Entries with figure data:
-------

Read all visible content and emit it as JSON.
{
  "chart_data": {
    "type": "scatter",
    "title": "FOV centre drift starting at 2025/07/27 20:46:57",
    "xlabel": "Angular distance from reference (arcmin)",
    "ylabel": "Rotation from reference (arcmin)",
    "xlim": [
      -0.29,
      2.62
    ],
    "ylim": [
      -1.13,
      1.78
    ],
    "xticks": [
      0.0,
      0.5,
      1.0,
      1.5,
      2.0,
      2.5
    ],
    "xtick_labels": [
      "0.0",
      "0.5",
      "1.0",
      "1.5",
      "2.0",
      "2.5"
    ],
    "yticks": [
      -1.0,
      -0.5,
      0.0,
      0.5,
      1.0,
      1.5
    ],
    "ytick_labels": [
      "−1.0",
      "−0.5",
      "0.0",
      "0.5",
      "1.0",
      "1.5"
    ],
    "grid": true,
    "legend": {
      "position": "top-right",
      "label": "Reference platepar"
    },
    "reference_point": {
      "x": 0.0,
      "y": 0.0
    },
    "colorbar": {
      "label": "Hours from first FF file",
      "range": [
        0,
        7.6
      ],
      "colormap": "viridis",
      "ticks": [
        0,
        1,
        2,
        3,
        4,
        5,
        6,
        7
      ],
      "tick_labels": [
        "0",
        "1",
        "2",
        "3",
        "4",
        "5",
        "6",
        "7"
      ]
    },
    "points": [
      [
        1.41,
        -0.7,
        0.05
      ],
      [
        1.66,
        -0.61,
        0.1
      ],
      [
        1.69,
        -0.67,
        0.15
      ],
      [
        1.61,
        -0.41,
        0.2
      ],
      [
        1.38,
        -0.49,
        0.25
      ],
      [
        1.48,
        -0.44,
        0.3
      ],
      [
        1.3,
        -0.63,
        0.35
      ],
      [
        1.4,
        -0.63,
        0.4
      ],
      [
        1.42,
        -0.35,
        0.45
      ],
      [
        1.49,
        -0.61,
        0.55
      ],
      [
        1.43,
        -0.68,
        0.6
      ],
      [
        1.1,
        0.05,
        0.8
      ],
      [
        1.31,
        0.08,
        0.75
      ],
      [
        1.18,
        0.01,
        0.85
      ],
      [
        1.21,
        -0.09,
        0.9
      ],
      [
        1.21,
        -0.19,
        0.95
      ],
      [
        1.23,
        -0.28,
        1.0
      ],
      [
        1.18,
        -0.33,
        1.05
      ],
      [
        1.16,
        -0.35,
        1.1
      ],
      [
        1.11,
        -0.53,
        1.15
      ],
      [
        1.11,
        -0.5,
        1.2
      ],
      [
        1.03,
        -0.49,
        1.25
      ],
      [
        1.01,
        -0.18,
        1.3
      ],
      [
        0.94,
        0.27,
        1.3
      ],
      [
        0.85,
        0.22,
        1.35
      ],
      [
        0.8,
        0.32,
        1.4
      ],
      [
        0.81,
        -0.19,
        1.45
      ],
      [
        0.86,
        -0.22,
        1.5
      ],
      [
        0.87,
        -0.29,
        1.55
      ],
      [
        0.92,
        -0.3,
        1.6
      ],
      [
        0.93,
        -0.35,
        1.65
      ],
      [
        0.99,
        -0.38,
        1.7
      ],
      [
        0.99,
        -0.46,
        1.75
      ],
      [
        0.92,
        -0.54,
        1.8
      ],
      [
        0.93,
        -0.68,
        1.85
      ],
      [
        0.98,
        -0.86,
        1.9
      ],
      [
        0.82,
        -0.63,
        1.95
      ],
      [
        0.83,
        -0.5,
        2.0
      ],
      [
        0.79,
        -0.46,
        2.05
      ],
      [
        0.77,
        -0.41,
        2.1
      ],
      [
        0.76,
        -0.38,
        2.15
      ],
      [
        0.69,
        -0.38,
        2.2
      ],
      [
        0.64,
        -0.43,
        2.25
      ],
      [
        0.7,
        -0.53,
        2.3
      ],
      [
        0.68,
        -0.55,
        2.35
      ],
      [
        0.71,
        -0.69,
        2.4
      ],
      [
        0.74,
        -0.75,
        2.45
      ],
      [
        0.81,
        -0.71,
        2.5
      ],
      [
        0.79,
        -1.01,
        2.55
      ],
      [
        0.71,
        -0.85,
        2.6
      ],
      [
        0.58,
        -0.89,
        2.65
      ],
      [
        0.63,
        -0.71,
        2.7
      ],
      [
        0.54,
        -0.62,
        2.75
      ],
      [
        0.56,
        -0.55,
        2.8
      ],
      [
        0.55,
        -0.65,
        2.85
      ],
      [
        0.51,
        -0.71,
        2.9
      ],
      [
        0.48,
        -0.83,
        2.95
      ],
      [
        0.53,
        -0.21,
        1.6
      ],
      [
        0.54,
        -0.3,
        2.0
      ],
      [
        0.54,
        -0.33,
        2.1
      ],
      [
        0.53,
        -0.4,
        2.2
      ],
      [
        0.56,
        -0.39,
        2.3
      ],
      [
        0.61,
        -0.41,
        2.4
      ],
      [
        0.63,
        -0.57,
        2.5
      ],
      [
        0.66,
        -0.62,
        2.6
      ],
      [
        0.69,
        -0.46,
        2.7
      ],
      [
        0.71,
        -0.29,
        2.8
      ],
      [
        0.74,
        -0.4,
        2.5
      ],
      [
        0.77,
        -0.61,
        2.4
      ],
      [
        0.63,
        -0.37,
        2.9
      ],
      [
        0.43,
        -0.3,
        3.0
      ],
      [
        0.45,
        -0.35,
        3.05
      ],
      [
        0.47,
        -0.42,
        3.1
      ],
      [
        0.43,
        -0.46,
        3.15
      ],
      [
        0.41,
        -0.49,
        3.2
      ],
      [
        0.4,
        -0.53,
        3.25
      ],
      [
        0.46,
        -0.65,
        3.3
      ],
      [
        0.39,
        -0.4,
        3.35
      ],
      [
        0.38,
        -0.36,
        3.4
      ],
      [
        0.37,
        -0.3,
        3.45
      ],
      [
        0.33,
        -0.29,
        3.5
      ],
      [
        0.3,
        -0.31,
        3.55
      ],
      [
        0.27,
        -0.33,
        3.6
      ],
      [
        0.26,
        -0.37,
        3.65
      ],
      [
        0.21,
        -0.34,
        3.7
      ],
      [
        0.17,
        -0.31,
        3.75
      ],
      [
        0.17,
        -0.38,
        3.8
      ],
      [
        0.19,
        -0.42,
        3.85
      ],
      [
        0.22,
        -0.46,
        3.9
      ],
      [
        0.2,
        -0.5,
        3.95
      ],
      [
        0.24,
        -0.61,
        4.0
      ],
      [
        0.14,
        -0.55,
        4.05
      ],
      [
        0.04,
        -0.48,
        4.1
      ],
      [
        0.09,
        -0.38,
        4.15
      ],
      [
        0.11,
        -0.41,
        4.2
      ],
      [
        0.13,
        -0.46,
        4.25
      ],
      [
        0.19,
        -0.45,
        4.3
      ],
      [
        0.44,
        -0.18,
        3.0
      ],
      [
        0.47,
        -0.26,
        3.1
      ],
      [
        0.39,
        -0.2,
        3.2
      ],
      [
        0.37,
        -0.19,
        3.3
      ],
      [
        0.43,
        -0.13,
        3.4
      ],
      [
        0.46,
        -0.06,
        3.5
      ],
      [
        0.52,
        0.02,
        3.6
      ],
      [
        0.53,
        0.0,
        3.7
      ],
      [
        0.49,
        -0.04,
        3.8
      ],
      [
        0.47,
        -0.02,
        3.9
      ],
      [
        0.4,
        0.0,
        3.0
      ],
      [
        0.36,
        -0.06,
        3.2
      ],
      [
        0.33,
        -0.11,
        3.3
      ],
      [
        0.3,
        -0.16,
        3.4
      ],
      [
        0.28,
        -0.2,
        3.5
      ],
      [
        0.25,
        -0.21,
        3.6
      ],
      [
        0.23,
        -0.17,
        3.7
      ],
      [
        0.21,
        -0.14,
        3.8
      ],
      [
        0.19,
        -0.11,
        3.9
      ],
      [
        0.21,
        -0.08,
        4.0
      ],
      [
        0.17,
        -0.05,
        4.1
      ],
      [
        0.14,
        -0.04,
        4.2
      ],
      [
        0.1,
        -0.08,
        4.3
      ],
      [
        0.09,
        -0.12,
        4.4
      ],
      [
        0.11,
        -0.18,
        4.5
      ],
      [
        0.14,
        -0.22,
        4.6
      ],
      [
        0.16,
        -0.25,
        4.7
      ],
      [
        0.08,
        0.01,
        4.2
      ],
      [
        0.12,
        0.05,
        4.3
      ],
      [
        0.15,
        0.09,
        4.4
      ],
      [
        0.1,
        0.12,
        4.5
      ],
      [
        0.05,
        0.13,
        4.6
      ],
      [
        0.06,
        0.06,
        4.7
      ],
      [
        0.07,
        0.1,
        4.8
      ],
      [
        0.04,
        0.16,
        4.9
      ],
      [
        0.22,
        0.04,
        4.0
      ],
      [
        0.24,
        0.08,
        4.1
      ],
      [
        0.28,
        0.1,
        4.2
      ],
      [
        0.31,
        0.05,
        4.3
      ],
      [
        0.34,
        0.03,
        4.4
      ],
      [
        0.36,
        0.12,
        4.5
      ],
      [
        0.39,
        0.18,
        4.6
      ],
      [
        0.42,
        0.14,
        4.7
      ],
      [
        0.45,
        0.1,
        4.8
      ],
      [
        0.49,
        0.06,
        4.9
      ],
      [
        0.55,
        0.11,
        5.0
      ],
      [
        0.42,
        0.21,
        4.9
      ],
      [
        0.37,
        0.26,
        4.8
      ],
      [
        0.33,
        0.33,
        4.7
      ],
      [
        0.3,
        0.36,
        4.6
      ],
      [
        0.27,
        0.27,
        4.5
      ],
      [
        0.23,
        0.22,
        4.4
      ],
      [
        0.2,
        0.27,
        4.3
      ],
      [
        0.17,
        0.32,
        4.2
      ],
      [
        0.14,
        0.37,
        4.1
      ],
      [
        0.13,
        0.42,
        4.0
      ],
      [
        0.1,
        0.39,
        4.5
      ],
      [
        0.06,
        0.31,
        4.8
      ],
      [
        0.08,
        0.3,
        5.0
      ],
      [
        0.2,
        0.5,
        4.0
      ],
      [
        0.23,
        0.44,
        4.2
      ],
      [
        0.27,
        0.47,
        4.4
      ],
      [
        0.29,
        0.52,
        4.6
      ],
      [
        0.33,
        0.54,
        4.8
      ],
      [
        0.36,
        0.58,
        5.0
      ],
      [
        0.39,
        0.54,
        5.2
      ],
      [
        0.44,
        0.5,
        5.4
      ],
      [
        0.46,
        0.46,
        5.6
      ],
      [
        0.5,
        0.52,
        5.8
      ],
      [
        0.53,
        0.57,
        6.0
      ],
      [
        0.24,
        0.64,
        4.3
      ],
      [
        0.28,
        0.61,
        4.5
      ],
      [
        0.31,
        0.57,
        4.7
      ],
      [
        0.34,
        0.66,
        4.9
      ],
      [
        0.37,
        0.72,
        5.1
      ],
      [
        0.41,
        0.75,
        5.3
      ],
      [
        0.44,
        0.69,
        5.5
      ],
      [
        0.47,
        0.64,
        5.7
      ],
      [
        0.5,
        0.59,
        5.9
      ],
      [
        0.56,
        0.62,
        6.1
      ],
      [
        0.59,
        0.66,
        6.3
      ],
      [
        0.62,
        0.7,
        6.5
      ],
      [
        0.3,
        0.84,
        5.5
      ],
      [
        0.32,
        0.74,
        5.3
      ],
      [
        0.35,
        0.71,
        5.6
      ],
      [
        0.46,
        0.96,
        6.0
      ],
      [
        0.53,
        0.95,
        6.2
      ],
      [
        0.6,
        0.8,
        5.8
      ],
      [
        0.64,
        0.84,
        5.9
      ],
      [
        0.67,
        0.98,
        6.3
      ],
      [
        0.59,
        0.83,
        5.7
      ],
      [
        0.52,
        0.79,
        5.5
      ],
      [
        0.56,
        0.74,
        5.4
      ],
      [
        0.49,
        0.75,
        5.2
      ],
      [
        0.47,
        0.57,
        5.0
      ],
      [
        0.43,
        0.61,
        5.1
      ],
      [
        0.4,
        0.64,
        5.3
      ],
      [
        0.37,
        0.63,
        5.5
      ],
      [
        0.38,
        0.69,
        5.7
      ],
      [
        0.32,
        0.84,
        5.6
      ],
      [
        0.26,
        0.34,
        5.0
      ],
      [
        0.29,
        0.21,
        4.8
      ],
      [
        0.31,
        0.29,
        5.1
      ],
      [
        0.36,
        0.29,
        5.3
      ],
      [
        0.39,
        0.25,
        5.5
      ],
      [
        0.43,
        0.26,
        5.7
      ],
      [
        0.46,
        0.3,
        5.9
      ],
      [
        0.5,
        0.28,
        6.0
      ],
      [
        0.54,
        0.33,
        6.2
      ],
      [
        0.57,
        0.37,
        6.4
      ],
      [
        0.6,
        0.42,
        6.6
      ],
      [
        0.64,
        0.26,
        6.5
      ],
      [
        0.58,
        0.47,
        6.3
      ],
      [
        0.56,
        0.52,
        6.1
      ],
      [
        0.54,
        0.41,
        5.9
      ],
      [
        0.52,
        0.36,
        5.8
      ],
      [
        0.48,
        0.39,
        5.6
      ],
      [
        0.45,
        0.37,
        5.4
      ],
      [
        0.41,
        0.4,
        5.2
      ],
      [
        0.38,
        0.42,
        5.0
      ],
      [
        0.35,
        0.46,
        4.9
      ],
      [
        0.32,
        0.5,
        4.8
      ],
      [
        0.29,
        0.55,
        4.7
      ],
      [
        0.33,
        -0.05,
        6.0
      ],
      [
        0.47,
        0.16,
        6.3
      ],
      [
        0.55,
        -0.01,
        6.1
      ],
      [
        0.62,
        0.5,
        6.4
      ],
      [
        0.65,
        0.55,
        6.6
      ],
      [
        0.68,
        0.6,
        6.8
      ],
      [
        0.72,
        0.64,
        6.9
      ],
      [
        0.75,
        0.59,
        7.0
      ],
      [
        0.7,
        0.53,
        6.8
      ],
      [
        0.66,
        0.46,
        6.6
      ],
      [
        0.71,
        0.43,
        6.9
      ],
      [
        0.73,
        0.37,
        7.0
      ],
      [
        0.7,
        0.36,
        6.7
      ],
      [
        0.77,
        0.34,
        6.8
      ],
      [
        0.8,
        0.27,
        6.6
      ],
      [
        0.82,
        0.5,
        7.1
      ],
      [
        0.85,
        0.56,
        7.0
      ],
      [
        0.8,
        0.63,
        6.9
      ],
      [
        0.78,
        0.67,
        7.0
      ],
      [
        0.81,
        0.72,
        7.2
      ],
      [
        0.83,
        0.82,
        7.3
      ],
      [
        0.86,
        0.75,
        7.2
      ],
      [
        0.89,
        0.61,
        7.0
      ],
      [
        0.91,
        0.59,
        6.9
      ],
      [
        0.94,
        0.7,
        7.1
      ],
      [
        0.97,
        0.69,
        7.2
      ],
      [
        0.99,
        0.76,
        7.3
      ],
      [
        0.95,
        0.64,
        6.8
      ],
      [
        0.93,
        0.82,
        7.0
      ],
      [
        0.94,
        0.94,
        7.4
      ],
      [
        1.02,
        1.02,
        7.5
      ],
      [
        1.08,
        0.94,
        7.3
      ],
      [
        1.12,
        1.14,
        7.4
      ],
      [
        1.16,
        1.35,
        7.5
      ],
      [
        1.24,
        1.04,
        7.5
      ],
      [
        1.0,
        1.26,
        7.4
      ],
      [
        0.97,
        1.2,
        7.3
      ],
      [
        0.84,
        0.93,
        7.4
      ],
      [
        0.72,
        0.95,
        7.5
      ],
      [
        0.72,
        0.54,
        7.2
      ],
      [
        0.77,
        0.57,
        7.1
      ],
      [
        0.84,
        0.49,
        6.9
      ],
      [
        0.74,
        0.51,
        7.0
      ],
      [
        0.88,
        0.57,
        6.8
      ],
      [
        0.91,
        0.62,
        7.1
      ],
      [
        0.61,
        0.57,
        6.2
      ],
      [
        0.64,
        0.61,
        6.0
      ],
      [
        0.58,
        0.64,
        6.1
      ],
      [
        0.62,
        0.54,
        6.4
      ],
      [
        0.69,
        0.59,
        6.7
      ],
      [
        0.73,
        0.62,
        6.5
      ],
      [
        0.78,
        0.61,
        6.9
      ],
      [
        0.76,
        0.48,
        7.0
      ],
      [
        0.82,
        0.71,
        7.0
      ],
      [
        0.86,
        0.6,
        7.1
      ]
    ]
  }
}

-------

Review the material and copy each line in which the word "from" appears.

*SOLUTION FOR THIS PROBLEM*:
    "xlabel": "Angular distance from reference (arcmin)",
    "ylabel": "Rotation from reference (arcmin)",
      "label": "Hours from first FF file",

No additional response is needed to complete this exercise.